◆ Source records ◆
╔══
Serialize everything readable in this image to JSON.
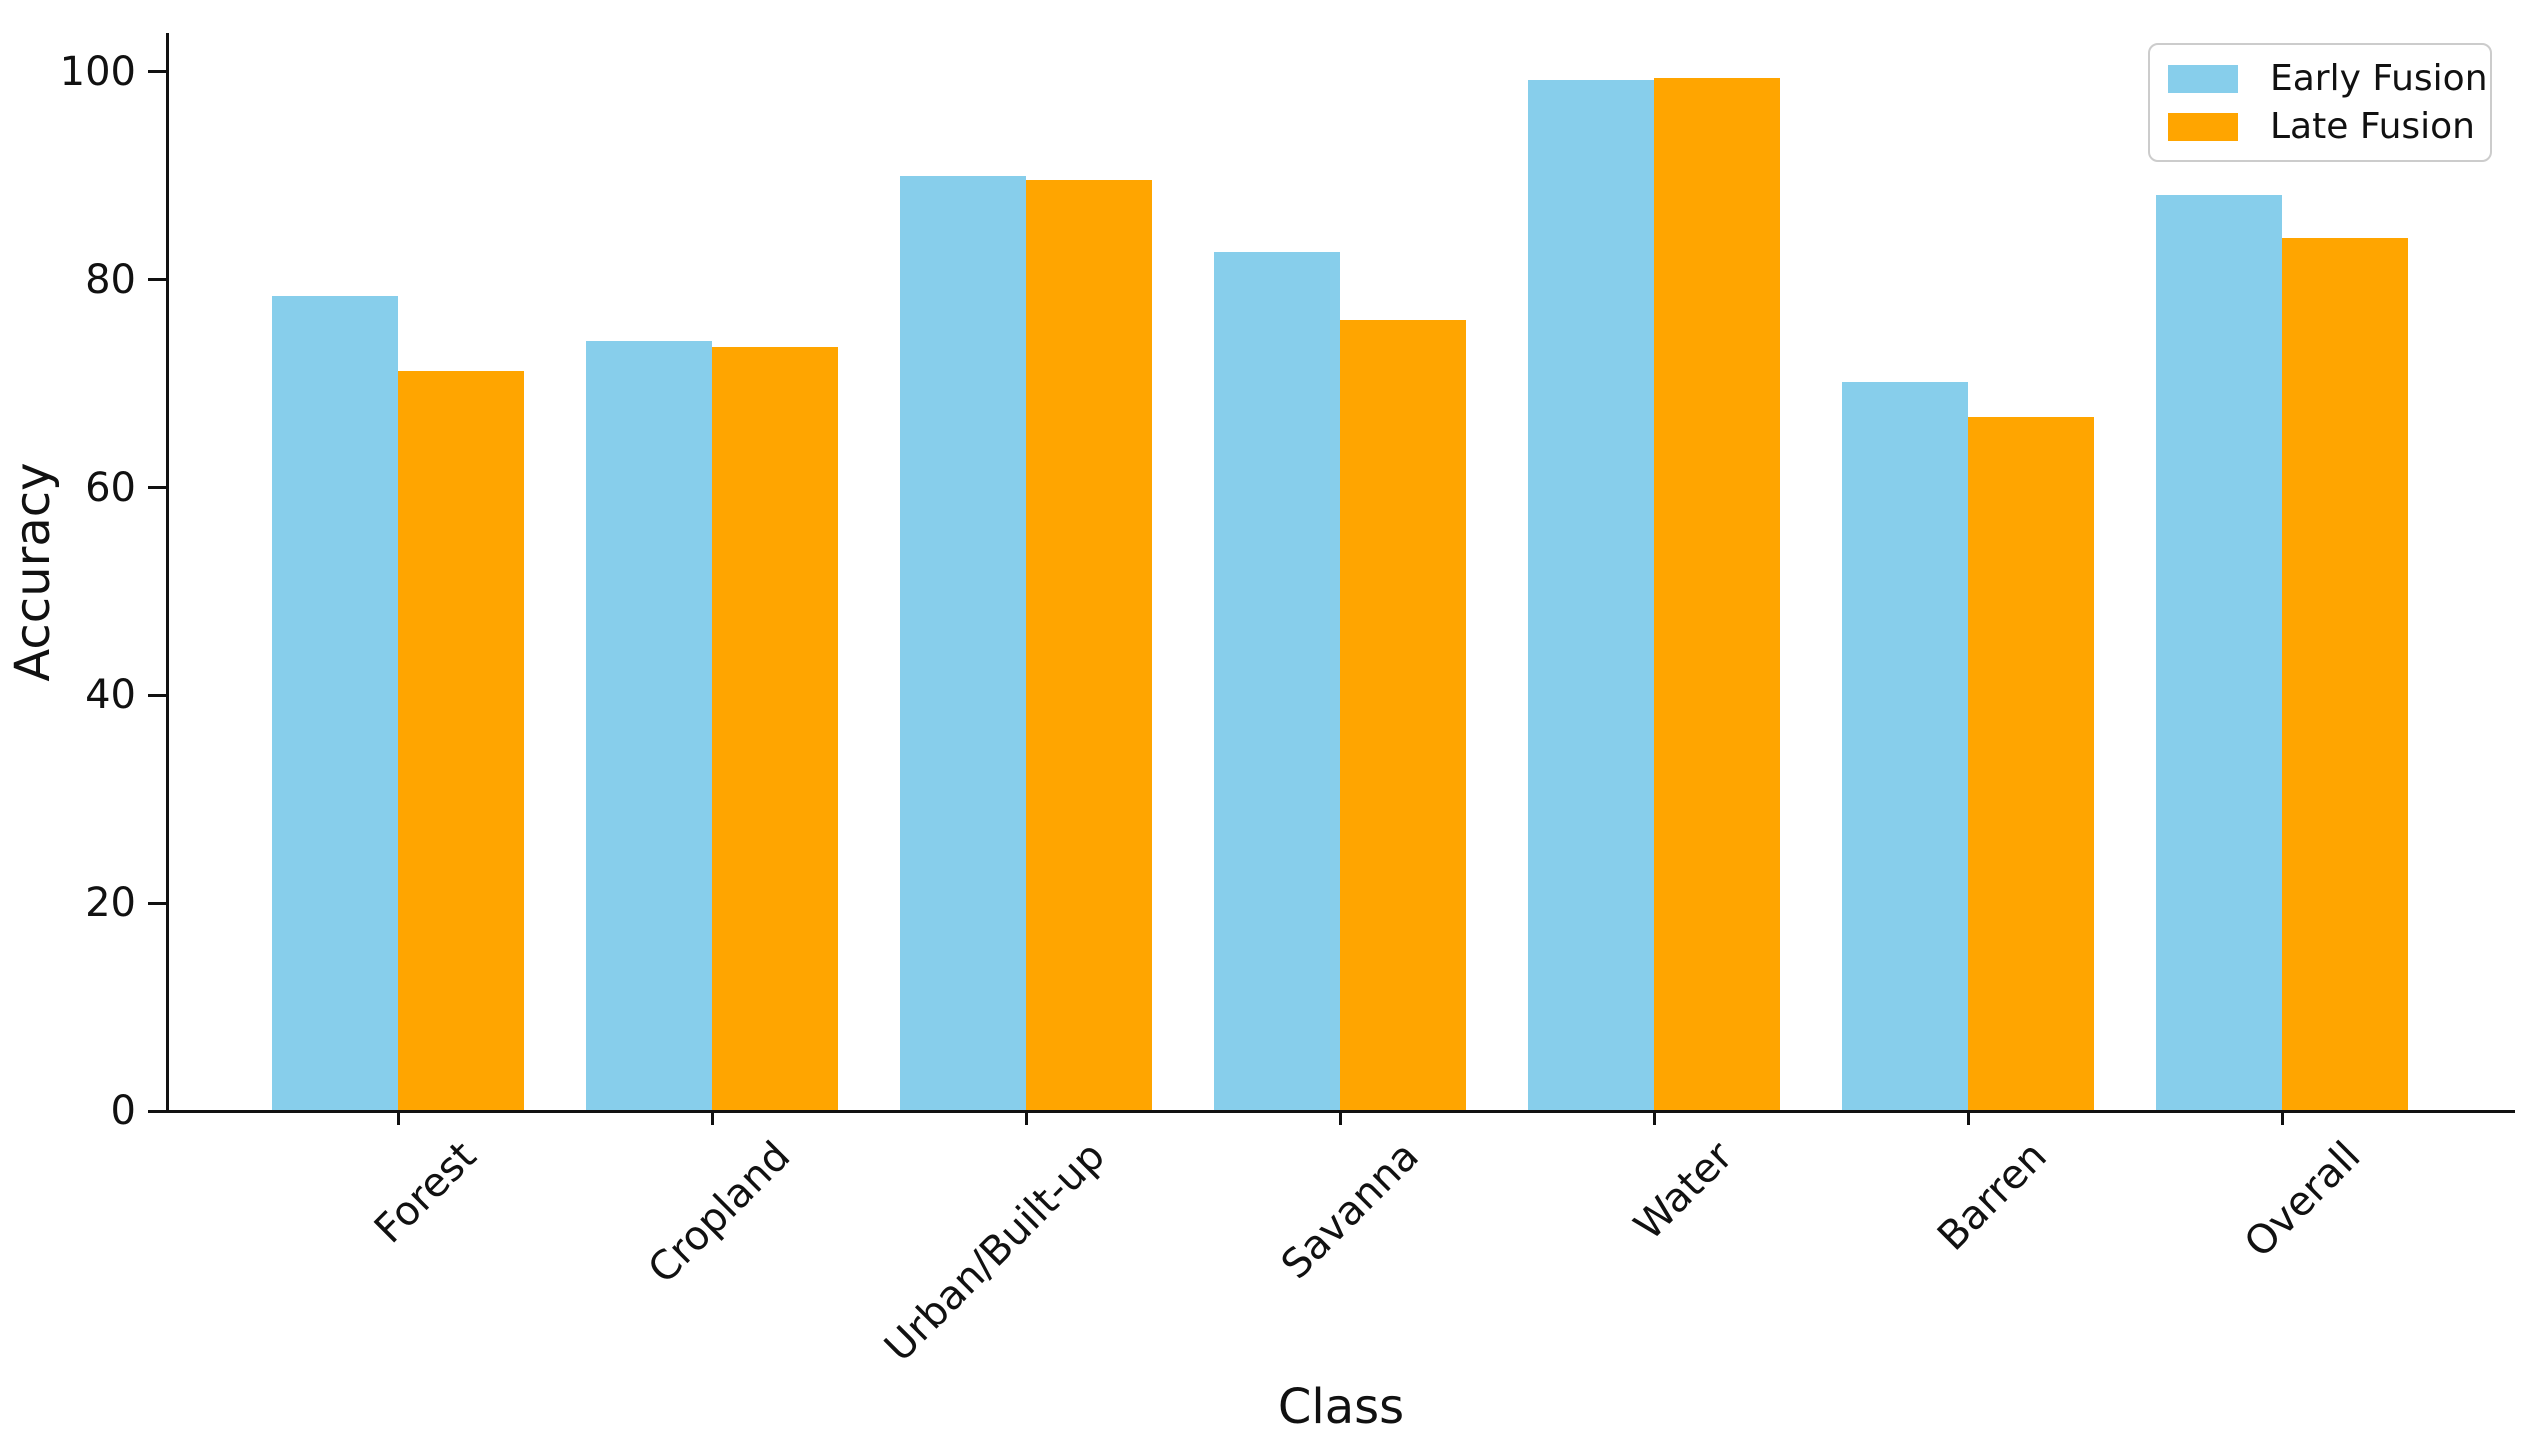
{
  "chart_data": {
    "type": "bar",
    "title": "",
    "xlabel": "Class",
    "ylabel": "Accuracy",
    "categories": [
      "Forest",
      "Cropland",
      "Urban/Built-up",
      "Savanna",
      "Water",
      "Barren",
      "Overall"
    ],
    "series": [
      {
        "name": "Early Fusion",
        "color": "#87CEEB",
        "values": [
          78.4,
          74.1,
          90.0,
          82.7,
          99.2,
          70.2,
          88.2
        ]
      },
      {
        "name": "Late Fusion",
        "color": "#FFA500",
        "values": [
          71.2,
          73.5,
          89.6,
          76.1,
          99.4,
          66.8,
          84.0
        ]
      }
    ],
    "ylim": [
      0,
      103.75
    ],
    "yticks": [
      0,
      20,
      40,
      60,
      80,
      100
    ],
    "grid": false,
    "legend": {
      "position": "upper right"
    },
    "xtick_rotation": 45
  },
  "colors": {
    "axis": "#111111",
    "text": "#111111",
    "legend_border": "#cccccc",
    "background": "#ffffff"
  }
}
╚══
◆ Aim of the task ◆
In the copy, include no pictures; restate the listing above exactly.

◆ Correct output ◆
Serialize everything readable in this image to JSON.
{
  "chart_data": {
    "type": "bar",
    "title": "",
    "xlabel": "Class",
    "ylabel": "Accuracy",
    "categories": [
      "Forest",
      "Cropland",
      "Urban/Built-up",
      "Savanna",
      "Water",
      "Barren",
      "Overall"
    ],
    "series": [
      {
        "name": "Early Fusion",
        "color": "#87CEEB",
        "values": [
          78.4,
          74.1,
          90.0,
          82.7,
          99.2,
          70.2,
          88.2
        ]
      },
      {
        "name": "Late Fusion",
        "color": "#FFA500",
        "values": [
          71.2,
          73.5,
          89.6,
          76.1,
          99.4,
          66.8,
          84.0
        ]
      }
    ],
    "ylim": [
      0,
      103.75
    ],
    "yticks": [
      0,
      20,
      40,
      60,
      80,
      100
    ],
    "grid": false,
    "legend": {
      "position": "upper right"
    },
    "xtick_rotation": 45
  },
  "colors": {
    "axis": "#111111",
    "text": "#111111",
    "legend_border": "#cccccc",
    "background": "#ffffff"
  }
}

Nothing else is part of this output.